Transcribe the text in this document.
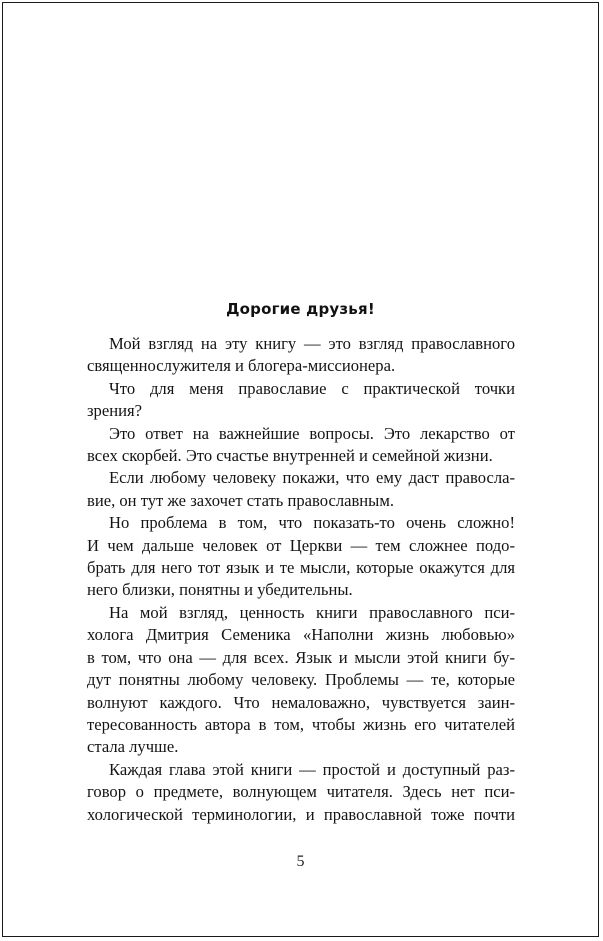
Дорогие друзья!
Мой взгляд на эту книгу — это взгляд православного
священнослужителя и блогера-миссионера.
Что для меня православие с практической точки
зрения?
Это ответ на важнейшие вопросы. Это лекарство от
всех скорбей. Это счастье внутренней и семейной жизни.
Если любому человеку покажи, что ему даст правосла-
вие, он тут же захочет стать православным.
Но проблема в том, что показать-то очень сложно!
И чем дальше человек от Церкви — тем сложнее подо-
брать для него тот язык и те мысли, которые окажутся для
него близки, понятны и убедительны.
На мой взгляд, ценность книги православного пси-
холога Дмитрия Семеника «Наполни жизнь любовью»
в том, что она — для всех. Язык и мысли этой книги бу-
дут понятны любому человеку. Проблемы — те, которые
волнуют каждого. Что немаловажно, чувствуется заин-
тересованность автора в том, чтобы жизнь его читателей
стала лучше.
Каждая глава этой книги — простой и доступный раз-
говор о предмете, волнующем читателя. Здесь нет пси-
хологической терминологии, и православной тоже почти
5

• **Short exercise**: Output all of the entries verbatim, leaving out any images.

• **Answer to the task**:
Transcribe the text in this document.
Дорогие друзья!
Мой взгляд на эту книгу — это взгляд православного
священнослужителя и блогера-миссионера.
Что для меня православие с практической точки
зрения?
Это ответ на важнейшие вопросы. Это лекарство от
всех скорбей. Это счастье внутренней и семейной жизни.
Если любому человеку покажи, что ему даст правосла-
вие, он тут же захочет стать православным.
Но проблема в том, что показать-то очень сложно!
И чем дальше человек от Церкви — тем сложнее подо-
брать для него тот язык и те мысли, которые окажутся для
него близки, понятны и убедительны.
На мой взгляд, ценность книги православного пси-
холога Дмитрия Семеника «Наполни жизнь любовью»
в том, что она — для всех. Язык и мысли этой книги бу-
дут понятны любому человеку. Проблемы — те, которые
волнуют каждого. Что немаловажно, чувствуется заин-
тересованность автора в том, чтобы жизнь его читателей
стала лучше.
Каждая глава этой книги — простой и доступный раз-
говор о предмете, волнующем читателя. Здесь нет пси-
хологической терминологии, и православной тоже почти
5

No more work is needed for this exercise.